▶ **Provided records**:
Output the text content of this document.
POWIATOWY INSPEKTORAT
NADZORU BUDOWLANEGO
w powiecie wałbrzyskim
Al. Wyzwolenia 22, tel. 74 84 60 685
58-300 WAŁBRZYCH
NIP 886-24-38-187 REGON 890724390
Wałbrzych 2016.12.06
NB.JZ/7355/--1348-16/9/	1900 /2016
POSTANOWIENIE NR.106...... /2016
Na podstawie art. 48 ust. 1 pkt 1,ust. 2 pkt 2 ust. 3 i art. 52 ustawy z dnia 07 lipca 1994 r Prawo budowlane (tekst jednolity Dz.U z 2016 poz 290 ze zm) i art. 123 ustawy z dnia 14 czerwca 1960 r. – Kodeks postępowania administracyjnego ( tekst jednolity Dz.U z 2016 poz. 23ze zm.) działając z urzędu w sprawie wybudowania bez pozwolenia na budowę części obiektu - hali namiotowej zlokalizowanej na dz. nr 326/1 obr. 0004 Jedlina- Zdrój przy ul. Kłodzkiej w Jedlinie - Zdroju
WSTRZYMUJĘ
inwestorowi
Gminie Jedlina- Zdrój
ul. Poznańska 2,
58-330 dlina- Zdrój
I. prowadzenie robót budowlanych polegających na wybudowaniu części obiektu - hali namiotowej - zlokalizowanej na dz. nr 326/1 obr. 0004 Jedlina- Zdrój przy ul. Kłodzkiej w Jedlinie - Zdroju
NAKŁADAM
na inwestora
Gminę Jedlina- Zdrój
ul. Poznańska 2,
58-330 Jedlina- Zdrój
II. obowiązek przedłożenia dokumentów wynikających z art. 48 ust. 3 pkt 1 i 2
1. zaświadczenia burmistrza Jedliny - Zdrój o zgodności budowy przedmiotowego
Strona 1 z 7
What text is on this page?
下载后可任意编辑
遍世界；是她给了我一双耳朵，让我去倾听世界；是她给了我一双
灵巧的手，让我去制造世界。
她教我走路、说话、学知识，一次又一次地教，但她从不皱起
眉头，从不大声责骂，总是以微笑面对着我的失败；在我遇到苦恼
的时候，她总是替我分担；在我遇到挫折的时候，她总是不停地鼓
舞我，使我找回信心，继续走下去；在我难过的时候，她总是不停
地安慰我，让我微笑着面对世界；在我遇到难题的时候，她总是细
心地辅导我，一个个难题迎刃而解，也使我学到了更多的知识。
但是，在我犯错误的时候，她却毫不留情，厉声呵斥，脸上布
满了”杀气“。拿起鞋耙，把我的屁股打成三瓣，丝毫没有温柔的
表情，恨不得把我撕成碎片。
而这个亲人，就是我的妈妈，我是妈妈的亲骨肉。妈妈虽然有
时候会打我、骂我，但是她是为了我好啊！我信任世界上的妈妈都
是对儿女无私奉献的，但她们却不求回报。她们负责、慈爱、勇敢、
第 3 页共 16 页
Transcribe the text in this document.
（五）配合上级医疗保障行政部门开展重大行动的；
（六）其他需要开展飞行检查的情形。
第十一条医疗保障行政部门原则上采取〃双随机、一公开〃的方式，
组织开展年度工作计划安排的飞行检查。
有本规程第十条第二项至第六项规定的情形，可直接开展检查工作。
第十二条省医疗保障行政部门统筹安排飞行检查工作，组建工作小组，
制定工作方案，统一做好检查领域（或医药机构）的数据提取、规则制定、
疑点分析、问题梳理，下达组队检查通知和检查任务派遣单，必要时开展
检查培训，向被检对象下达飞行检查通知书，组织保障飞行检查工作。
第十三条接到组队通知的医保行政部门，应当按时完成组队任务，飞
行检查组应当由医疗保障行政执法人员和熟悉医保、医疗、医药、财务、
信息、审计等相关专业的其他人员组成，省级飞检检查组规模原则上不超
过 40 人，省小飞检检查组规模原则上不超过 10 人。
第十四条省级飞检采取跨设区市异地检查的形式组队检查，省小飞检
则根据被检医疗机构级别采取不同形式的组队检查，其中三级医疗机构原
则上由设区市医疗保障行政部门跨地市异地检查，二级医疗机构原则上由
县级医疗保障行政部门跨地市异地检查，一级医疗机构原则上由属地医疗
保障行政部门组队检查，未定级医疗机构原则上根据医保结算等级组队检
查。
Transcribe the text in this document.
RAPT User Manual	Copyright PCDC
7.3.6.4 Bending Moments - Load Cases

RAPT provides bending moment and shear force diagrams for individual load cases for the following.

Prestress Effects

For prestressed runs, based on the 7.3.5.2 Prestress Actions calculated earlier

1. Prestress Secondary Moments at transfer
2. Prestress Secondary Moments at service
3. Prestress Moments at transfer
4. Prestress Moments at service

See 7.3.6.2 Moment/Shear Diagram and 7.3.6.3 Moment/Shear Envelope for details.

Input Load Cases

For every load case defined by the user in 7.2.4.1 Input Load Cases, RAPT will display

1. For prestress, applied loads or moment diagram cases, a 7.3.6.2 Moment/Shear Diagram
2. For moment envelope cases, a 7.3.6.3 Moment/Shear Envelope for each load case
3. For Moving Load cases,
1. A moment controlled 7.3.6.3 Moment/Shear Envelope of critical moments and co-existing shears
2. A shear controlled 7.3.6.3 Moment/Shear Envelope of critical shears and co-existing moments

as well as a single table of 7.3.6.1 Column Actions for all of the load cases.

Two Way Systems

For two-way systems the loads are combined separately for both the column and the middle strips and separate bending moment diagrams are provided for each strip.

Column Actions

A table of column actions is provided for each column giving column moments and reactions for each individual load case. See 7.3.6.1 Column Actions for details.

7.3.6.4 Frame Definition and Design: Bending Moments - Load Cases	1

▶ **Instructions to follow**: Exactly as written, please output every entry.

▶ **Answer**:
Output the text content of this document.
POWIATOWY INSPEKTORAT
NADZORU BUDOWLANEGO
w powiecie wałbrzyskim
Al. Wyzwolenia 22, tel. 74 84 60 685
58-300 WAŁBRZYCH
NIP 886-24-38-187 REGON 890724390
Wałbrzych 2016.12.06
NB.JZ/7355/--1348-16/9/	1900 /2016
POSTANOWIENIE NR.106...... /2016
Na podstawie art. 48 ust. 1 pkt 1,ust. 2 pkt 2 ust. 3 i art. 52 ustawy z dnia 07 lipca 1994 r Prawo budowlane (tekst jednolity Dz.U z 2016 poz 290 ze zm) i art. 123 ustawy z dnia 14 czerwca 1960 r. – Kodeks postępowania administracyjnego ( tekst jednolity Dz.U z 2016 poz. 23ze zm.) działając z urzędu w sprawie wybudowania bez pozwolenia na budowę części obiektu - hali namiotowej zlokalizowanej na dz. nr 326/1 obr. 0004 Jedlina- Zdrój przy ul. Kłodzkiej w Jedlinie - Zdroju
WSTRZYMUJĘ
inwestorowi
Gminie Jedlina- Zdrój
ul. Poznańska 2,
58-330 dlina- Zdrój
I. prowadzenie robót budowlanych polegających na wybudowaniu części obiektu - hali namiotowej - zlokalizowanej na dz. nr 326/1 obr. 0004 Jedlina- Zdrój przy ul. Kłodzkiej w Jedlinie - Zdroju
NAKŁADAM
na inwestora
Gminę Jedlina- Zdrój
ul. Poznańska 2,
58-330 Jedlina- Zdrój
II. obowiązek przedłożenia dokumentów wynikających z art. 48 ust. 3 pkt 1 i 2
1. zaświadczenia burmistrza Jedliny - Zdrój o zgodności budowy przedmiotowego
Strona 1 z 7
What text is on this page?
下载后可任意编辑
遍世界；是她给了我一双耳朵，让我去倾听世界；是她给了我一双
灵巧的手，让我去制造世界。
她教我走路、说话、学知识，一次又一次地教，但她从不皱起
眉头，从不大声责骂，总是以微笑面对着我的失败；在我遇到苦恼
的时候，她总是替我分担；在我遇到挫折的时候，她总是不停地鼓
舞我，使我找回信心，继续走下去；在我难过的时候，她总是不停
地安慰我，让我微笑着面对世界；在我遇到难题的时候，她总是细
心地辅导我，一个个难题迎刃而解，也使我学到了更多的知识。
但是，在我犯错误的时候，她却毫不留情，厉声呵斥，脸上布
满了”杀气“。拿起鞋耙，把我的屁股打成三瓣，丝毫没有温柔的
表情，恨不得把我撕成碎片。
而这个亲人，就是我的妈妈，我是妈妈的亲骨肉。妈妈虽然有
时候会打我、骂我，但是她是为了我好啊！我信任世界上的妈妈都
是对儿女无私奉献的，但她们却不求回报。她们负责、慈爱、勇敢、
第 3 页共 16 页
Transcribe the text in this document.
（五）配合上级医疗保障行政部门开展重大行动的；
（六）其他需要开展飞行检查的情形。
第十一条医疗保障行政部门原则上采取〃双随机、一公开〃的方式，
组织开展年度工作计划安排的飞行检查。
有本规程第十条第二项至第六项规定的情形，可直接开展检查工作。
第十二条省医疗保障行政部门统筹安排飞行检查工作，组建工作小组，
制定工作方案，统一做好检查领域（或医药机构）的数据提取、规则制定、
疑点分析、问题梳理，下达组队检查通知和检查任务派遣单，必要时开展
检查培训，向被检对象下达飞行检查通知书，组织保障飞行检查工作。
第十三条接到组队通知的医保行政部门，应当按时完成组队任务，飞
行检查组应当由医疗保障行政执法人员和熟悉医保、医疗、医药、财务、
信息、审计等相关专业的其他人员组成，省级飞检检查组规模原则上不超
过 40 人，省小飞检检查组规模原则上不超过 10 人。
第十四条省级飞检采取跨设区市异地检查的形式组队检查，省小飞检
则根据被检医疗机构级别采取不同形式的组队检查，其中三级医疗机构原
则上由设区市医疗保障行政部门跨地市异地检查，二级医疗机构原则上由
县级医疗保障行政部门跨地市异地检查，一级医疗机构原则上由属地医疗
保障行政部门组队检查，未定级医疗机构原则上根据医保结算等级组队检
查。
Transcribe the text in this document.
RAPT User Manual	Copyright PCDC
7.3.6.4 Bending Moments - Load Cases

RAPT provides bending moment and shear force diagrams for individual load cases for the following.

Prestress Effects

For prestressed runs, based on the 7.3.5.2 Prestress Actions calculated earlier

1. Prestress Secondary Moments at transfer
2. Prestress Secondary Moments at service
3. Prestress Moments at transfer
4. Prestress Moments at service

See 7.3.6.2 Moment/Shear Diagram and 7.3.6.3 Moment/Shear Envelope for details.

Input Load Cases

For every load case defined by the user in 7.2.4.1 Input Load Cases, RAPT will display

1. For prestress, applied loads or moment diagram cases, a 7.3.6.2 Moment/Shear Diagram
2. For moment envelope cases, a 7.3.6.3 Moment/Shear Envelope for each load case
3. For Moving Load cases,
1. A moment controlled 7.3.6.3 Moment/Shear Envelope of critical moments and co-existing shears
2. A shear controlled 7.3.6.3 Moment/Shear Envelope of critical shears and co-existing moments

as well as a single table of 7.3.6.1 Column Actions for all of the load cases.

Two Way Systems

For two-way systems the loads are combined separately for both the column and the middle strips and separate bending moment diagrams are provided for each strip.

Column Actions

A table of column actions is provided for each column giving column moments and reactions for each individual load case. See 7.3.6.1 Column Actions for details.

7.3.6.4 Frame Definition and Design: Bending Moments - Load Cases	1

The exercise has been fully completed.